__Set task__
Among the lines below, how many carry the string "pengawas"? Reply with a number and nothing else.

[Saved data entries]
╔══
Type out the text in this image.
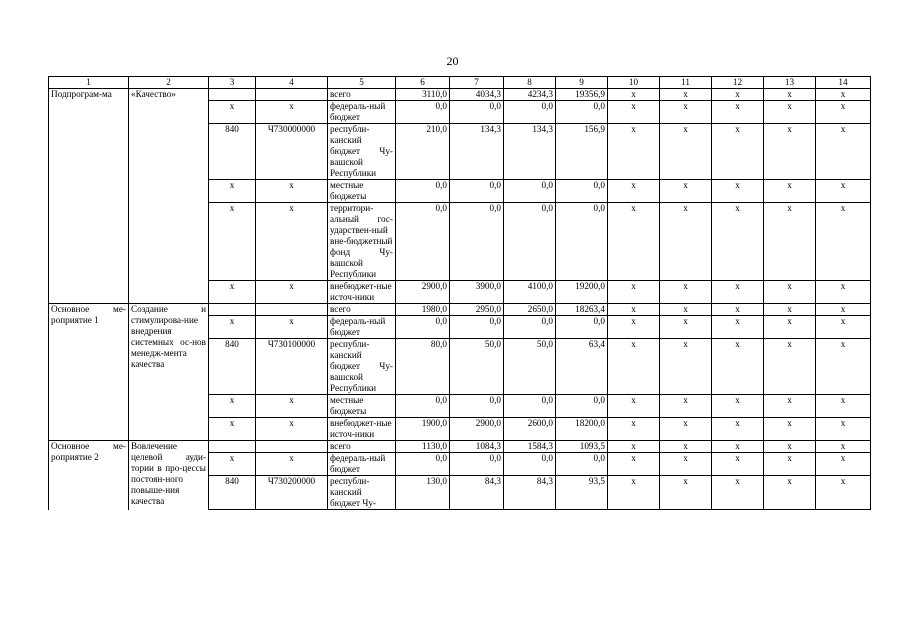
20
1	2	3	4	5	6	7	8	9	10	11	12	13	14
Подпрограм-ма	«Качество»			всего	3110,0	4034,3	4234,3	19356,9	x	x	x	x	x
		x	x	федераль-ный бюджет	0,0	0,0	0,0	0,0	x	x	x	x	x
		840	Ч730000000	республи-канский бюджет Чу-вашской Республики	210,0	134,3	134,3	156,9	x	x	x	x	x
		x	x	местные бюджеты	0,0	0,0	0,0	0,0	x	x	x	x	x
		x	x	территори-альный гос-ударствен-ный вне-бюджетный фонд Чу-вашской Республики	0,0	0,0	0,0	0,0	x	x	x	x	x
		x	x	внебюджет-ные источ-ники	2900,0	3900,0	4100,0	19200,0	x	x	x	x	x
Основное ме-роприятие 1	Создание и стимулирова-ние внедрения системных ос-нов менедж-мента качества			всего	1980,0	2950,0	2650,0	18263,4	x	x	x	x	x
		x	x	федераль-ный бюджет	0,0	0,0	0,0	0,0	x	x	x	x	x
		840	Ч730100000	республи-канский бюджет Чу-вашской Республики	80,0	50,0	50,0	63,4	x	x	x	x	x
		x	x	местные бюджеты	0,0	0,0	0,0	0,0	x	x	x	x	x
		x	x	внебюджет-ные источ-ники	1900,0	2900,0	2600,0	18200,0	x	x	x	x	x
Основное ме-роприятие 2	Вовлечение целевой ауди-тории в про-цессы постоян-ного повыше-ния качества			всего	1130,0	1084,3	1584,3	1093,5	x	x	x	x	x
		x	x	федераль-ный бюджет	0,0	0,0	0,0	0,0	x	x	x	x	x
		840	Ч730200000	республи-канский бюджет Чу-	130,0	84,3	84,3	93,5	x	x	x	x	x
╚══
╔══
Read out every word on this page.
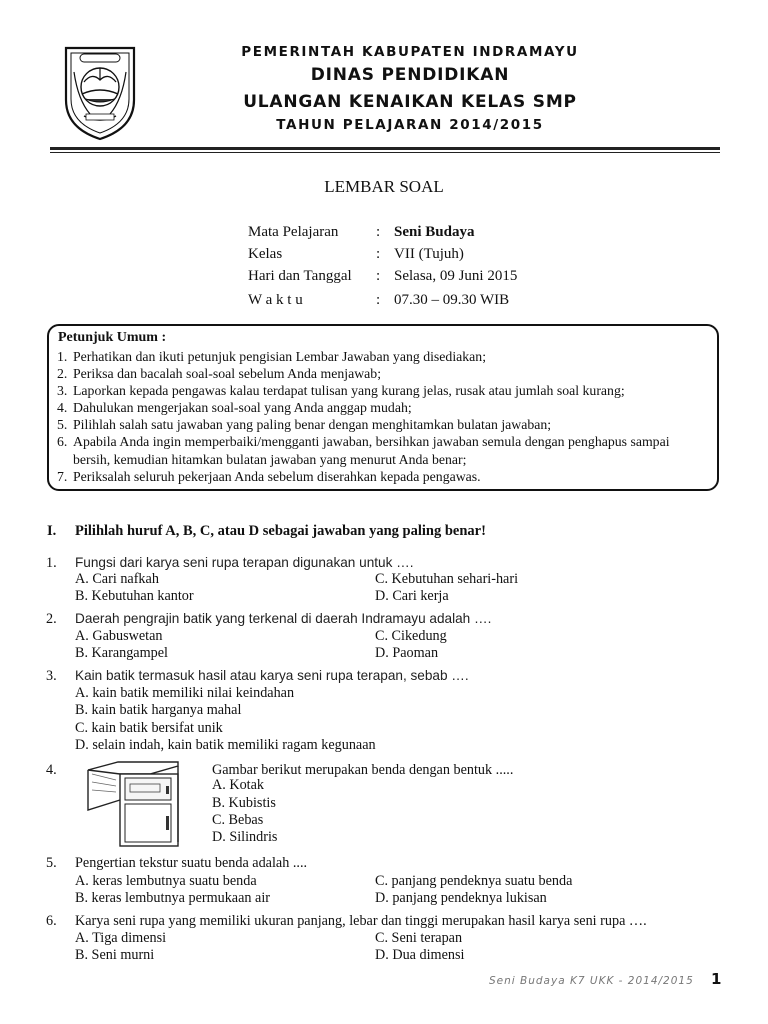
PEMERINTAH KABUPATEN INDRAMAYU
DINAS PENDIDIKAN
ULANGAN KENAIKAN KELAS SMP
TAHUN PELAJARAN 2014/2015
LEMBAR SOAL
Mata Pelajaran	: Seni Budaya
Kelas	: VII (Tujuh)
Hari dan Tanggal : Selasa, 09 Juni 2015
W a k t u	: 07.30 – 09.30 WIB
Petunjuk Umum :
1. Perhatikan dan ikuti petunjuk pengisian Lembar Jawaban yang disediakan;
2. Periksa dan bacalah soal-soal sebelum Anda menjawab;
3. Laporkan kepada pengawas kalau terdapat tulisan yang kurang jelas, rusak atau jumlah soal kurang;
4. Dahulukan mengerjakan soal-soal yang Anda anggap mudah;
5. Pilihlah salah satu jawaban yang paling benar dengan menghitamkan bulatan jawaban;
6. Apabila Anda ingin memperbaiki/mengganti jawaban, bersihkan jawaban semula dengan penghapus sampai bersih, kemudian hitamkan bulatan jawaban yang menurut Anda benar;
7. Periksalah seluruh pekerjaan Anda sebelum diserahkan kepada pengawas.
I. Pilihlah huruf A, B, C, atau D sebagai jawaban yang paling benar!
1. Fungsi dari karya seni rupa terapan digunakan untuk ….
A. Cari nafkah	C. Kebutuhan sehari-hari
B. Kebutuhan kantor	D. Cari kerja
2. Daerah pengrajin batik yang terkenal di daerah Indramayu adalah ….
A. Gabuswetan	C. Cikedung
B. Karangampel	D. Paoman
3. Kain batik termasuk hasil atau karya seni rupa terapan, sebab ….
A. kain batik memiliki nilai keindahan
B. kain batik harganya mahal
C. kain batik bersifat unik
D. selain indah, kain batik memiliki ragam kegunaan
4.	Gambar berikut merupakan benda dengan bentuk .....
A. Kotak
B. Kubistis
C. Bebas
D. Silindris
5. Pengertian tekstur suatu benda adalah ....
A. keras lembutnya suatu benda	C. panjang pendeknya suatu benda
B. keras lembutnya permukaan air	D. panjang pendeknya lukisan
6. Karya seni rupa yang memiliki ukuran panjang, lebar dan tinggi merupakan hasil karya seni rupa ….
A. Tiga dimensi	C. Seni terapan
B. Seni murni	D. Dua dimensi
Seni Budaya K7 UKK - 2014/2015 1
╚══
╔══
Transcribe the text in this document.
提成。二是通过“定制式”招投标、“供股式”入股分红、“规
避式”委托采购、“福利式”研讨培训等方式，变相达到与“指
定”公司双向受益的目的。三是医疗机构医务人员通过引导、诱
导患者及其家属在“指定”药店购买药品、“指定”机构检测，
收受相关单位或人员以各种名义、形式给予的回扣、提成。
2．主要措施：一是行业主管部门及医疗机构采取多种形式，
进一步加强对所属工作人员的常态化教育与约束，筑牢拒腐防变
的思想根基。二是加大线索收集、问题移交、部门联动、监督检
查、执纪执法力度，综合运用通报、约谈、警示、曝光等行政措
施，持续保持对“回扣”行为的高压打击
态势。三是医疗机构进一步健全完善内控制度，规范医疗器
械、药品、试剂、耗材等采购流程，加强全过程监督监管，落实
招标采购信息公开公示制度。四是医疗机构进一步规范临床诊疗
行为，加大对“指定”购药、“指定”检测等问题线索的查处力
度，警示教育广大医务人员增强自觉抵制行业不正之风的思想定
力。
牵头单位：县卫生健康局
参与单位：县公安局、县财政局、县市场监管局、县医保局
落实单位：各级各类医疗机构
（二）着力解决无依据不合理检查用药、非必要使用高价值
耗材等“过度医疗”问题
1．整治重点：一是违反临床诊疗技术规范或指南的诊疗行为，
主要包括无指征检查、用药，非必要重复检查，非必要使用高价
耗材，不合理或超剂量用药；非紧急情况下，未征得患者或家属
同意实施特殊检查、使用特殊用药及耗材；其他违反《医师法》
╚══
__Complete output__
2